** begin Record extracts **

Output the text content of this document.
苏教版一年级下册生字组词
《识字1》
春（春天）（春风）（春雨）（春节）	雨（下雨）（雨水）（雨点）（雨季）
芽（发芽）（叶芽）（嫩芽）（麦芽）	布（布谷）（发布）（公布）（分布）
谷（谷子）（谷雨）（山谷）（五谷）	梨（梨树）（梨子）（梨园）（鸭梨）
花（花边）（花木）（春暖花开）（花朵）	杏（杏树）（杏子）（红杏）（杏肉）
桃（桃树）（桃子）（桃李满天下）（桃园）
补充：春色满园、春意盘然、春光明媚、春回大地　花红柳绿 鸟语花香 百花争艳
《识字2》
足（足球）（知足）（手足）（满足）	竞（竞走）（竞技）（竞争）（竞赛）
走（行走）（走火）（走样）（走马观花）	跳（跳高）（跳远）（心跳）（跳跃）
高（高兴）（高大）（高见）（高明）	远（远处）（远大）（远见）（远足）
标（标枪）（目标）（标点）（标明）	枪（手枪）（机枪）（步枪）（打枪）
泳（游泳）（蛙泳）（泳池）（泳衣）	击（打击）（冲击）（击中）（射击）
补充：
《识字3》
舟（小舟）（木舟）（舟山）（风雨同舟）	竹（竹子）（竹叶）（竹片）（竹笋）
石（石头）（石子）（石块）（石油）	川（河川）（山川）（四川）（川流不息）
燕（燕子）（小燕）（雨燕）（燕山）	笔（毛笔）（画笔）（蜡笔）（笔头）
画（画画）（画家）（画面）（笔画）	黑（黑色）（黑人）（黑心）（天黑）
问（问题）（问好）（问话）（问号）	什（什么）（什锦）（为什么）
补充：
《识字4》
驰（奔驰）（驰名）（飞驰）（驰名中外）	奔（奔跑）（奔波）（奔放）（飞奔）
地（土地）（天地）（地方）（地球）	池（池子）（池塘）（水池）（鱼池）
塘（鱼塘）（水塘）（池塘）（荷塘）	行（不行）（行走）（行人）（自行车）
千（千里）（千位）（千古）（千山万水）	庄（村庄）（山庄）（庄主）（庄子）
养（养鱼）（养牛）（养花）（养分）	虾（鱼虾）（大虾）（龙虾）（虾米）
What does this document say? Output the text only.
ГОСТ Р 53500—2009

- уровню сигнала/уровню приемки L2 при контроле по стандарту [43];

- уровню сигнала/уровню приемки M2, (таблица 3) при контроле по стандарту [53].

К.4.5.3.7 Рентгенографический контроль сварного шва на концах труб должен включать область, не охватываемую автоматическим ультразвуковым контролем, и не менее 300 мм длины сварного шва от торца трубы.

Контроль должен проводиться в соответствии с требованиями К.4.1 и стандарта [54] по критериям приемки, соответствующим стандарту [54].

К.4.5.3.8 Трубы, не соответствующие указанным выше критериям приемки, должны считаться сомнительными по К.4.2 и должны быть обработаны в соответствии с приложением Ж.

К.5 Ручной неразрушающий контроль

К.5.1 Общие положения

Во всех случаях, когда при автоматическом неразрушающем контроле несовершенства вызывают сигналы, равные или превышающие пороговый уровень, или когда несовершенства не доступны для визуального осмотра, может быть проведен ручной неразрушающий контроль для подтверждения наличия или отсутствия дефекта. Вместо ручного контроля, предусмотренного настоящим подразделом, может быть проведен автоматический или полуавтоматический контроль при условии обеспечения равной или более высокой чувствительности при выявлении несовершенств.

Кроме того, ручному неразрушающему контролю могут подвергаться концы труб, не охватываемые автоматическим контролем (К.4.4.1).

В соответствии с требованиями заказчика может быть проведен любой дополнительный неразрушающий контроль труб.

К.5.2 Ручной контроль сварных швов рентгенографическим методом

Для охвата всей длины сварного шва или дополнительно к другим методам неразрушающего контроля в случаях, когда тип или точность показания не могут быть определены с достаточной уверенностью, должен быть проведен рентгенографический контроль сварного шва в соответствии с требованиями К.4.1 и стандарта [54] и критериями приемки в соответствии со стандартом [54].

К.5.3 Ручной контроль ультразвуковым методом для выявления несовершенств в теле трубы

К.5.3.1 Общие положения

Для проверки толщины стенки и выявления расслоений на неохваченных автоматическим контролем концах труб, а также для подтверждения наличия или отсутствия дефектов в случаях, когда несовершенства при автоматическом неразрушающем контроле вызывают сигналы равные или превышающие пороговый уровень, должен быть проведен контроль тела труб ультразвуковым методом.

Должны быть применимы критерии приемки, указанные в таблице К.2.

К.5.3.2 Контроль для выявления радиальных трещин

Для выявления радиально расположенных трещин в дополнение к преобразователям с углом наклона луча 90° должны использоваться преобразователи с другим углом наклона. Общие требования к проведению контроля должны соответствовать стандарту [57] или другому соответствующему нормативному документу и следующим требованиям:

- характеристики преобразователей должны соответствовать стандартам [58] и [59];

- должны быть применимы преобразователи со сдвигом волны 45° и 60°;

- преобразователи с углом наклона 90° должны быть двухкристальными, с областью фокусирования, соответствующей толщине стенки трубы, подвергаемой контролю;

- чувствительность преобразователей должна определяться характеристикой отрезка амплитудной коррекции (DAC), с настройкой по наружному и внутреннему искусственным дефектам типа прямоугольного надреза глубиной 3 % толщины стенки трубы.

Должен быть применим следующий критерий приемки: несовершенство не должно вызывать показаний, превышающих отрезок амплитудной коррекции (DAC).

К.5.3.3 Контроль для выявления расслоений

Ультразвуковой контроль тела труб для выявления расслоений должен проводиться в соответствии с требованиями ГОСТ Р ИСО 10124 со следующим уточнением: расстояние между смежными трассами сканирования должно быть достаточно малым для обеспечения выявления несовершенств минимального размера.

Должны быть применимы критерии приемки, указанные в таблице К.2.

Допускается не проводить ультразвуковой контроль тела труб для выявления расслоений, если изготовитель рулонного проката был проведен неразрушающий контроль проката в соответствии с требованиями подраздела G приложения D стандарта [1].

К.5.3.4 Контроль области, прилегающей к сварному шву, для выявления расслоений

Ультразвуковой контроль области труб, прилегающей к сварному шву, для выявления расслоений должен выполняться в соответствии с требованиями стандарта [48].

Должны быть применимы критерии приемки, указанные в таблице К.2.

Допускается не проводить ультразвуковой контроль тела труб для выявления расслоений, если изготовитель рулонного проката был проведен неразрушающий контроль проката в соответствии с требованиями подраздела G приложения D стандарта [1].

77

** end Record extracts **

**Exercise instructions:** In the records above, locate every line with the string "прилегающей" and copy it.

**Answer to the exercise:**
К.5.3.4 Контроль области, прилегающей к сварному шву, для выявления расслоений
Ультразвуковой контроль области труб, прилегающей к сварному шву, для выявления расслоений должен выполняться в соответствии с требованиями стандарта [48].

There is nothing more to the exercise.